═══ Exercise input ═══

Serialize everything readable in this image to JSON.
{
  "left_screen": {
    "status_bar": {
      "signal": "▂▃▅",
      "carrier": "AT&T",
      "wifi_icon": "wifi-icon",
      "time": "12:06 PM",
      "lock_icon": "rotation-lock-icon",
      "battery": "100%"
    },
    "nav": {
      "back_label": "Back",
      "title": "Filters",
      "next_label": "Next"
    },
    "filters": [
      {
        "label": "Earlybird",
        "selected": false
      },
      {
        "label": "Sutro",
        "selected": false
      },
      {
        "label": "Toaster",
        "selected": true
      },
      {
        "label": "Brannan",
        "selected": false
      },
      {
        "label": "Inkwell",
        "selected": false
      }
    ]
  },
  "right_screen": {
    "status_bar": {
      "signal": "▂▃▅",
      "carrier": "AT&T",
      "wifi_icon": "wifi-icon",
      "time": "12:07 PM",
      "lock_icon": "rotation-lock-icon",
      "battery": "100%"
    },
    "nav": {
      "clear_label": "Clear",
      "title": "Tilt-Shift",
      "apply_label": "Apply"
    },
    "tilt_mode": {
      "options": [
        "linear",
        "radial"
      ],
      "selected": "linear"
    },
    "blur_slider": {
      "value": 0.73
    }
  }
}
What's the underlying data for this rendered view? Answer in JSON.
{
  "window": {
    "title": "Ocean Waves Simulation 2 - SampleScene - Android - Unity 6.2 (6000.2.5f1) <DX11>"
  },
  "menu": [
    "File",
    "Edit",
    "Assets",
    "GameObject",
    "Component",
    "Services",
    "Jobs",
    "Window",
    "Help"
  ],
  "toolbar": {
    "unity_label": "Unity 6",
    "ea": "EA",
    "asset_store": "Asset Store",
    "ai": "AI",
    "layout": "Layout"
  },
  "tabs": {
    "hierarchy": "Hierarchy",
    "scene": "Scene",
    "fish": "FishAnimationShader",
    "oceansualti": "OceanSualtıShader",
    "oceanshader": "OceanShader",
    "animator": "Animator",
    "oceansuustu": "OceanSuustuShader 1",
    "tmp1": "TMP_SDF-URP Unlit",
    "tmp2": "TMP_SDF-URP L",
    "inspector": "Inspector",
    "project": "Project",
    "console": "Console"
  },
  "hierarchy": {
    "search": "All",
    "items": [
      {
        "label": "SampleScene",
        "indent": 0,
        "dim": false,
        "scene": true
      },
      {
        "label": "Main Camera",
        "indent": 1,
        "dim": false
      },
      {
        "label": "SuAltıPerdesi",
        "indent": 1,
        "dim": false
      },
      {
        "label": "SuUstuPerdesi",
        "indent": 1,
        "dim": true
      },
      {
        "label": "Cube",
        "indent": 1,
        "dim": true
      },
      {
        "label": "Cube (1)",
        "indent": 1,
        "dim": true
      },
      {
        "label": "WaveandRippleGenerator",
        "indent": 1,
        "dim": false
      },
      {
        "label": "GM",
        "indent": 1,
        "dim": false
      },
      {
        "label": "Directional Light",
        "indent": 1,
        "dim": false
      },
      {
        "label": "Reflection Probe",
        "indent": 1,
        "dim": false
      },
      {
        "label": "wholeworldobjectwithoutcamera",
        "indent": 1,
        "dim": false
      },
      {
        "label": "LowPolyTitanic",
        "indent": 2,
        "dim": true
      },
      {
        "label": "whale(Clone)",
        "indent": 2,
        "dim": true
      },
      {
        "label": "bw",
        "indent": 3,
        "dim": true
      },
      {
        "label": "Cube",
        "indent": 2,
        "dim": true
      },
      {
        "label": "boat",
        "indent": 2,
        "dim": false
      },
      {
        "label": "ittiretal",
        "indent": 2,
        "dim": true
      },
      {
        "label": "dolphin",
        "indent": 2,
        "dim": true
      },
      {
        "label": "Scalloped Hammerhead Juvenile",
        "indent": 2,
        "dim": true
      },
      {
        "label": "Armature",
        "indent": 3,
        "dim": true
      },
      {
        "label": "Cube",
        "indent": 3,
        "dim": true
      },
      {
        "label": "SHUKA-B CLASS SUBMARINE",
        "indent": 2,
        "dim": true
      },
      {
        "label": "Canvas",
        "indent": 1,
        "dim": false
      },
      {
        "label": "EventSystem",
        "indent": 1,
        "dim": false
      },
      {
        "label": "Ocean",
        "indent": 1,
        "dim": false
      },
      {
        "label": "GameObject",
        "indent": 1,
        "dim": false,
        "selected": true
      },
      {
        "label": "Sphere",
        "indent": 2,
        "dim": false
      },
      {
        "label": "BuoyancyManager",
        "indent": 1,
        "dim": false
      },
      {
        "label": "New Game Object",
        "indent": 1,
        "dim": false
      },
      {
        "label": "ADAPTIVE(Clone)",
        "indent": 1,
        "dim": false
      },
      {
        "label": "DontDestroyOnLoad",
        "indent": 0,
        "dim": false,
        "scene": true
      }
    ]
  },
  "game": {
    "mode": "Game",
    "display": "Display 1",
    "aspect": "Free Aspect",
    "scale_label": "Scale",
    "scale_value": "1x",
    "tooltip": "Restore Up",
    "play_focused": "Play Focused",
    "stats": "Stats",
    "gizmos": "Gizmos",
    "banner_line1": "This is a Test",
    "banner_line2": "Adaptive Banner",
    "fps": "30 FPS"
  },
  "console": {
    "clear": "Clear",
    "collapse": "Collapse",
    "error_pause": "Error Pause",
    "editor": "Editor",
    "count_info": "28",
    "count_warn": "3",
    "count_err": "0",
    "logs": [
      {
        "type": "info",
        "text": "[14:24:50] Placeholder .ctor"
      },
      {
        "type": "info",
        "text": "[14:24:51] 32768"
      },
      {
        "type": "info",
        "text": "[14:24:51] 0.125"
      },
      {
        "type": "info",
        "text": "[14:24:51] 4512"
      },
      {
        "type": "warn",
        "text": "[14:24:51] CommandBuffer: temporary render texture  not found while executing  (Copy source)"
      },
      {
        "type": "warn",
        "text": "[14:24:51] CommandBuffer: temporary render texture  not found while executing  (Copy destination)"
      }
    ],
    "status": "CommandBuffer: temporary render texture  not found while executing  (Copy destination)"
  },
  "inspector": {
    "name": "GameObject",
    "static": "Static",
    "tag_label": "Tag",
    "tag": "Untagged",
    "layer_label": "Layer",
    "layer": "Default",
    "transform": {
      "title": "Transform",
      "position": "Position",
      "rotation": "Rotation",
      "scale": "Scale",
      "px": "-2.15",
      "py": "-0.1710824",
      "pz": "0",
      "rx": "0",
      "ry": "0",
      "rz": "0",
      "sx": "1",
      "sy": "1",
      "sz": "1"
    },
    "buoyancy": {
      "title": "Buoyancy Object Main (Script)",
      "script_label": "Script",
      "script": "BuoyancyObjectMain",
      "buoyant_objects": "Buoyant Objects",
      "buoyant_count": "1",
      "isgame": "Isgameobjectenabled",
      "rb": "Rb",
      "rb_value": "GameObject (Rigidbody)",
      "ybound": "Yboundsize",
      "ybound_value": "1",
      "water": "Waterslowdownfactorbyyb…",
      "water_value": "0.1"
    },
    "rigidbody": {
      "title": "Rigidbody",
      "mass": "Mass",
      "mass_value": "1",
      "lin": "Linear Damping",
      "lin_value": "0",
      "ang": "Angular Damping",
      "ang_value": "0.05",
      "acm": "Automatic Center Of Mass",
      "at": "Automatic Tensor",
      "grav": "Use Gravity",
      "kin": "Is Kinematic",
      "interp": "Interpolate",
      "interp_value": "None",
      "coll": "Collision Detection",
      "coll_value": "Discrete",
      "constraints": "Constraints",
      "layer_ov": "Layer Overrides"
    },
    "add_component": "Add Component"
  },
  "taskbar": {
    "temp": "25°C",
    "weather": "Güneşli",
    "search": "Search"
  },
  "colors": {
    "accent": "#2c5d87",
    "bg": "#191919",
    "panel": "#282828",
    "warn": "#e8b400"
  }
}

═══

• Work to be completed:
Quote the entire listing above exactly.

• Written answer:
Serialize everything readable in this image to JSON.
{
  "left_screen": {
    "status_bar": {
      "signal": "▂▃▅",
      "carrier": "AT&T",
      "wifi_icon": "wifi-icon",
      "time": "12:06 PM",
      "lock_icon": "rotation-lock-icon",
      "battery": "100%"
    },
    "nav": {
      "back_label": "Back",
      "title": "Filters",
      "next_label": "Next"
    },
    "filters": [
      {
        "label": "Earlybird",
        "selected": false
      },
      {
        "label": "Sutro",
        "selected": false
      },
      {
        "label": "Toaster",
        "selected": true
      },
      {
        "label": "Brannan",
        "selected": false
      },
      {
        "label": "Inkwell",
        "selected": false
      }
    ]
  },
  "right_screen": {
    "status_bar": {
      "signal": "▂▃▅",
      "carrier": "AT&T",
      "wifi_icon": "wifi-icon",
      "time": "12:07 PM",
      "lock_icon": "rotation-lock-icon",
      "battery": "100%"
    },
    "nav": {
      "clear_label": "Clear",
      "title": "Tilt-Shift",
      "apply_label": "Apply"
    },
    "tilt_mode": {
      "options": [
        "linear",
        "radial"
      ],
      "selected": "linear"
    },
    "blur_slider": {
      "value": 0.73
    }
  }
}
What's the underlying data for this rendered view? Answer in JSON.
{
  "window": {
    "title": "Ocean Waves Simulation 2 - SampleScene - Android - Unity 6.2 (6000.2.5f1) <DX11>"
  },
  "menu": [
    "File",
    "Edit",
    "Assets",
    "GameObject",
    "Component",
    "Services",
    "Jobs",
    "Window",
    "Help"
  ],
  "toolbar": {
    "unity_label": "Unity 6",
    "ea": "EA",
    "asset_store": "Asset Store",
    "ai": "AI",
    "layout": "Layout"
  },
  "tabs": {
    "hierarchy": "Hierarchy",
    "scene": "Scene",
    "fish": "FishAnimationShader",
    "oceansualti": "OceanSualtıShader",
    "oceanshader": "OceanShader",
    "animator": "Animator",
    "oceansuustu": "OceanSuustuShader 1",
    "tmp1": "TMP_SDF-URP Unlit",
    "tmp2": "TMP_SDF-URP L",
    "inspector": "Inspector",
    "project": "Project",
    "console": "Console"
  },
  "hierarchy": {
    "search": "All",
    "items": [
      {
        "label": "SampleScene",
        "indent": 0,
        "dim": false,
        "scene": true
      },
      {
        "label": "Main Camera",
        "indent": 1,
        "dim": false
      },
      {
        "label": "SuAltıPerdesi",
        "indent": 1,
        "dim": false
      },
      {
        "label": "SuUstuPerdesi",
        "indent": 1,
        "dim": true
      },
      {
        "label": "Cube",
        "indent": 1,
        "dim": true
      },
      {
        "label": "Cube (1)",
        "indent": 1,
        "dim": true
      },
      {
        "label": "WaveandRippleGenerator",
        "indent": 1,
        "dim": false
      },
      {
        "label": "GM",
        "indent": 1,
        "dim": false
      },
      {
        "label": "Directional Light",
        "indent": 1,
        "dim": false
      },
      {
        "label": "Reflection Probe",
        "indent": 1,
        "dim": false
      },
      {
        "label": "wholeworldobjectwithoutcamera",
        "indent": 1,
        "dim": false
      },
      {
        "label": "LowPolyTitanic",
        "indent": 2,
        "dim": true
      },
      {
        "label": "whale(Clone)",
        "indent": 2,
        "dim": true
      },
      {
        "label": "bw",
        "indent": 3,
        "dim": true
      },
      {
        "label": "Cube",
        "indent": 2,
        "dim": true
      },
      {
        "label": "boat",
        "indent": 2,
        "dim": false
      },
      {
        "label": "ittiretal",
        "indent": 2,
        "dim": true
      },
      {
        "label": "dolphin",
        "indent": 2,
        "dim": true
      },
      {
        "label": "Scalloped Hammerhead Juvenile",
        "indent": 2,
        "dim": true
      },
      {
        "label": "Armature",
        "indent": 3,
        "dim": true
      },
      {
        "label": "Cube",
        "indent": 3,
        "dim": true
      },
      {
        "label": "SHUKA-B CLASS SUBMARINE",
        "indent": 2,
        "dim": true
      },
      {
        "label": "Canvas",
        "indent": 1,
        "dim": false
      },
      {
        "label": "EventSystem",
        "indent": 1,
        "dim": false
      },
      {
        "label": "Ocean",
        "indent": 1,
        "dim": false
      },
      {
        "label": "GameObject",
        "indent": 1,
        "dim": false,
        "selected": true
      },
      {
        "label": "Sphere",
        "indent": 2,
        "dim": false
      },
      {
        "label": "BuoyancyManager",
        "indent": 1,
        "dim": false
      },
      {
        "label": "New Game Object",
        "indent": 1,
        "dim": false
      },
      {
        "label": "ADAPTIVE(Clone)",
        "indent": 1,
        "dim": false
      },
      {
        "label": "DontDestroyOnLoad",
        "indent": 0,
        "dim": false,
        "scene": true
      }
    ]
  },
  "game": {
    "mode": "Game",
    "display": "Display 1",
    "aspect": "Free Aspect",
    "scale_label": "Scale",
    "scale_value": "1x",
    "tooltip": "Restore Up",
    "play_focused": "Play Focused",
    "stats": "Stats",
    "gizmos": "Gizmos",
    "banner_line1": "This is a Test",
    "banner_line2": "Adaptive Banner",
    "fps": "30 FPS"
  },
  "console": {
    "clear": "Clear",
    "collapse": "Collapse",
    "error_pause": "Error Pause",
    "editor": "Editor",
    "count_info": "28",
    "count_warn": "3",
    "count_err": "0",
    "logs": [
      {
        "type": "info",
        "text": "[14:24:50] Placeholder .ctor"
      },
      {
        "type": "info",
        "text": "[14:24:51] 32768"
      },
      {
        "type": "info",
        "text": "[14:24:51] 0.125"
      },
      {
        "type": "info",
        "text": "[14:24:51] 4512"
      },
      {
        "type": "warn",
        "text": "[14:24:51] CommandBuffer: temporary render texture  not found while executing  (Copy source)"
      },
      {
        "type": "warn",
        "text": "[14:24:51] CommandBuffer: temporary render texture  not found while executing  (Copy destination)"
      }
    ],
    "status": "CommandBuffer: temporary render texture  not found while executing  (Copy destination)"
  },
  "inspector": {
    "name": "GameObject",
    "static": "Static",
    "tag_label": "Tag",
    "tag": "Untagged",
    "layer_label": "Layer",
    "layer": "Default",
    "transform": {
      "title": "Transform",
      "position": "Position",
      "rotation": "Rotation",
      "scale": "Scale",
      "px": "-2.15",
      "py": "-0.1710824",
      "pz": "0",
      "rx": "0",
      "ry": "0",
      "rz": "0",
      "sx": "1",
      "sy": "1",
      "sz": "1"
    },
    "buoyancy": {
      "title": "Buoyancy Object Main (Script)",
      "script_label": "Script",
      "script": "BuoyancyObjectMain",
      "buoyant_objects": "Buoyant Objects",
      "buoyant_count": "1",
      "isgame": "Isgameobjectenabled",
      "rb": "Rb",
      "rb_value": "GameObject (Rigidbody)",
      "ybound": "Yboundsize",
      "ybound_value": "1",
      "water": "Waterslowdownfactorbyyb…",
      "water_value": "0.1"
    },
    "rigidbody": {
      "title": "Rigidbody",
      "mass": "Mass",
      "mass_value": "1",
      "lin": "Linear Damping",
      "lin_value": "0",
      "ang": "Angular Damping",
      "ang_value": "0.05",
      "acm": "Automatic Center Of Mass",
      "at": "Automatic Tensor",
      "grav": "Use Gravity",
      "kin": "Is Kinematic",
      "interp": "Interpolate",
      "interp_value": "None",
      "coll": "Collision Detection",
      "coll_value": "Discrete",
      "constraints": "Constraints",
      "layer_ov": "Layer Overrides"
    },
    "add_component": "Add Component"
  },
  "taskbar": {
    "temp": "25°C",
    "weather": "Güneşli",
    "search": "Search"
  },
  "colors": {
    "accent": "#2c5d87",
    "bg": "#191919",
    "panel": "#282828",
    "warn": "#e8b400"
  }
}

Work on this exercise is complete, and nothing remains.